→ **The input**:

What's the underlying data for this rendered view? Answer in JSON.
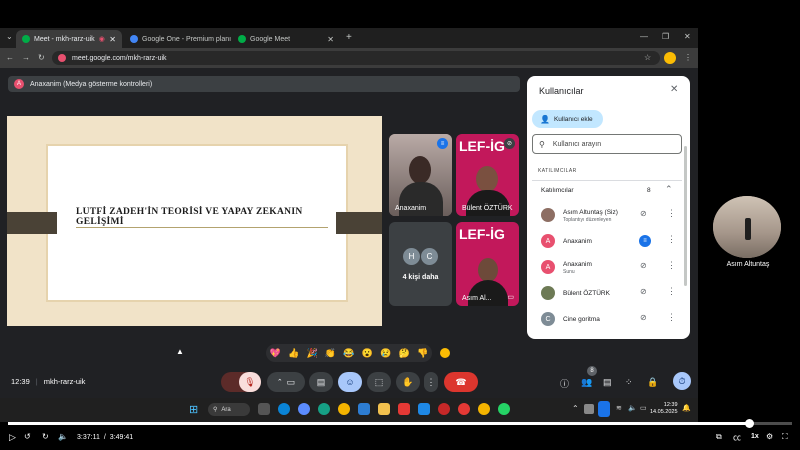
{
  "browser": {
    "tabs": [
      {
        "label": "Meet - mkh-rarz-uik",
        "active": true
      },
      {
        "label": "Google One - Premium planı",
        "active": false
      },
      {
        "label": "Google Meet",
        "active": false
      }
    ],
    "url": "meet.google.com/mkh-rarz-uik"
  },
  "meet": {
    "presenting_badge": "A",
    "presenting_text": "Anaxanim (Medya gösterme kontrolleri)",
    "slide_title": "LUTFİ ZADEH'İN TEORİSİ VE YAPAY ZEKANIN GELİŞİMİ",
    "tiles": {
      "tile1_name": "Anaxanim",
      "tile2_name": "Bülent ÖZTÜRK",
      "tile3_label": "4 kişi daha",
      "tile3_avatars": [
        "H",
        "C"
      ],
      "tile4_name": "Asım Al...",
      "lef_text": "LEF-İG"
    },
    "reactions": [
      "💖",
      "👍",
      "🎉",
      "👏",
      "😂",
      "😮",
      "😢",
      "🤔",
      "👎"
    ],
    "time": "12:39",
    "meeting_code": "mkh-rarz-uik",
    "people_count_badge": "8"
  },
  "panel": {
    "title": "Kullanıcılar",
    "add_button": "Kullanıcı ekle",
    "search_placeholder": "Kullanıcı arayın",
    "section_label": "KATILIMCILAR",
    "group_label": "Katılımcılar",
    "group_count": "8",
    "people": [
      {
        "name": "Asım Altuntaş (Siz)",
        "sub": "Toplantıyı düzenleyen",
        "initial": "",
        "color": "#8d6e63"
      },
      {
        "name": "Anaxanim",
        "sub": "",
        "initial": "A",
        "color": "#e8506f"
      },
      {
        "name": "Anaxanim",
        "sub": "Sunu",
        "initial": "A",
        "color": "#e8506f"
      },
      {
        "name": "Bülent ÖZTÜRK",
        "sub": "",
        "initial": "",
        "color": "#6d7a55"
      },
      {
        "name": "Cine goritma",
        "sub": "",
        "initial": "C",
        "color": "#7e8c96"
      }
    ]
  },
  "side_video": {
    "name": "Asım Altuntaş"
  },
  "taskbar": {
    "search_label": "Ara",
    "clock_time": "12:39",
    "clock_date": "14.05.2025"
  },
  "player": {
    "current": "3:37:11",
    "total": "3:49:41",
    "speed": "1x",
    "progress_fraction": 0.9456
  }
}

→ **Your instructions**:
Collect each line containing the string "Asım".

→ **Answer for the task**:
      "tile4_name": "Asım Al...",
        "name": "Asım Altuntaş (Siz)",
    "name": "Asım Altuntaş"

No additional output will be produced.